*Recorded data*
———

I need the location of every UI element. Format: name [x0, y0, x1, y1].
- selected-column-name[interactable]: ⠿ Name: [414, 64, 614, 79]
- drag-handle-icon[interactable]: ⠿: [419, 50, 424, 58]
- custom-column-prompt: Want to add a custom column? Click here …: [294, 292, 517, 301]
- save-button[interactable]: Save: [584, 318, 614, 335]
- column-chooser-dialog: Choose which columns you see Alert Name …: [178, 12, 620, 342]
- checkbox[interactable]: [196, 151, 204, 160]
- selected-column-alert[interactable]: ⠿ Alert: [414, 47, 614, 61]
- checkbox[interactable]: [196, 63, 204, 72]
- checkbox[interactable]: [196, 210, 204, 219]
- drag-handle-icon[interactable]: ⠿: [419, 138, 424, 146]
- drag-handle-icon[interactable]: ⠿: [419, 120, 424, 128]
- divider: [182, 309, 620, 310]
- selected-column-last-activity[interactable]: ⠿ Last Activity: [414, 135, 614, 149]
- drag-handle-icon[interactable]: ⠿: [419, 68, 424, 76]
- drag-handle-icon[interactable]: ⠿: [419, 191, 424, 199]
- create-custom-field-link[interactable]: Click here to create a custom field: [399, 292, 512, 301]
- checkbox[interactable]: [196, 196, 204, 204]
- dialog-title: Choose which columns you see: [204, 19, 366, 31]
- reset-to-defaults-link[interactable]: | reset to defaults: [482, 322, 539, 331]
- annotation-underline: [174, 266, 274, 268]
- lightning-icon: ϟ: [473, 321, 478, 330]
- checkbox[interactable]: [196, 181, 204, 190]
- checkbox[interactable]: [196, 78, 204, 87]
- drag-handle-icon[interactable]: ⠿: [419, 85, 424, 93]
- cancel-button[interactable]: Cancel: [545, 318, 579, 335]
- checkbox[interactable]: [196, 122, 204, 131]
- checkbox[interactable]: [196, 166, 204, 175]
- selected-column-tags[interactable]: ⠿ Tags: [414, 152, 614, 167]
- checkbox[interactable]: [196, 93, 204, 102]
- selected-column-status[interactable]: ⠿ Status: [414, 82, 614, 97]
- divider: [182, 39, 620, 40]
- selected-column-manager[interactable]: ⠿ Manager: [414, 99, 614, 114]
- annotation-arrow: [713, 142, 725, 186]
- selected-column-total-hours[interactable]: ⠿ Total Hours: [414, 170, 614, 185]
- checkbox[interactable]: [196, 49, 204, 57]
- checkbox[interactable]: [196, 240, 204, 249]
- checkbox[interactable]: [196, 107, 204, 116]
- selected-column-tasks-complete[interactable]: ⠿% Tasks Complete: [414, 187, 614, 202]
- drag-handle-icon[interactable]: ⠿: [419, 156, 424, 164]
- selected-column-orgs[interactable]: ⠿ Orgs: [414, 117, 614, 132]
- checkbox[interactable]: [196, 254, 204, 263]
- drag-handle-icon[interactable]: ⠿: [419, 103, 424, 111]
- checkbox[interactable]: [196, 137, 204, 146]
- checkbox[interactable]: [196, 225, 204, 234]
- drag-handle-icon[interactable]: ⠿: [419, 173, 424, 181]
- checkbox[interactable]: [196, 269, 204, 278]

———

*Exercise*
Reproduce every line above verbatim, first to last, with no alterations.

*Expected output*
I need the location of every UI element. Format: name [x0, y0, x1, y1].
- selected-column-name[interactable]: ⠿ Name: [414, 64, 614, 79]
- drag-handle-icon[interactable]: ⠿: [419, 50, 424, 58]
- custom-column-prompt: Want to add a custom column? Click here …: [294, 292, 517, 301]
- save-button[interactable]: Save: [584, 318, 614, 335]
- column-chooser-dialog: Choose which columns you see Alert Name …: [178, 12, 620, 342]
- checkbox[interactable]: [196, 151, 204, 160]
- selected-column-alert[interactable]: ⠿ Alert: [414, 47, 614, 61]
- checkbox[interactable]: [196, 63, 204, 72]
- checkbox[interactable]: [196, 210, 204, 219]
- drag-handle-icon[interactable]: ⠿: [419, 138, 424, 146]
- drag-handle-icon[interactable]: ⠿: [419, 120, 424, 128]
- divider: [182, 309, 620, 310]
- selected-column-last-activity[interactable]: ⠿ Last Activity: [414, 135, 614, 149]
- drag-handle-icon[interactable]: ⠿: [419, 68, 424, 76]
- drag-handle-icon[interactable]: ⠿: [419, 191, 424, 199]
- create-custom-field-link[interactable]: Click here to create a custom field: [399, 292, 512, 301]
- checkbox[interactable]: [196, 196, 204, 204]
- dialog-title: Choose which columns you see: [204, 19, 366, 31]
- reset-to-defaults-link[interactable]: | reset to defaults: [482, 322, 539, 331]
- annotation-underline: [174, 266, 274, 268]
- lightning-icon: ϟ: [473, 321, 478, 330]
- checkbox[interactable]: [196, 181, 204, 190]
- checkbox[interactable]: [196, 78, 204, 87]
- drag-handle-icon[interactable]: ⠿: [419, 85, 424, 93]
- cancel-button[interactable]: Cancel: [545, 318, 579, 335]
- checkbox[interactable]: [196, 122, 204, 131]
- checkbox[interactable]: [196, 166, 204, 175]
- selected-column-tags[interactable]: ⠿ Tags: [414, 152, 614, 167]
- checkbox[interactable]: [196, 93, 204, 102]
- selected-column-status[interactable]: ⠿ Status: [414, 82, 614, 97]
- divider: [182, 39, 620, 40]
- selected-column-manager[interactable]: ⠿ Manager: [414, 99, 614, 114]
- annotation-arrow: [713, 142, 725, 186]
- selected-column-total-hours[interactable]: ⠿ Total Hours: [414, 170, 614, 185]
- checkbox[interactable]: [196, 49, 204, 57]
- checkbox[interactable]: [196, 240, 204, 249]
- checkbox[interactable]: [196, 107, 204, 116]
- selected-column-tasks-complete[interactable]: ⠿% Tasks Complete: [414, 187, 614, 202]
- drag-handle-icon[interactable]: ⠿: [419, 156, 424, 164]
- selected-column-orgs[interactable]: ⠿ Orgs: [414, 117, 614, 132]
- checkbox[interactable]: [196, 254, 204, 263]
- drag-handle-icon[interactable]: ⠿: [419, 103, 424, 111]
- checkbox[interactable]: [196, 137, 204, 146]
- checkbox[interactable]: [196, 225, 204, 234]
- drag-handle-icon[interactable]: ⠿: [419, 173, 424, 181]
- checkbox[interactable]: [196, 269, 204, 278]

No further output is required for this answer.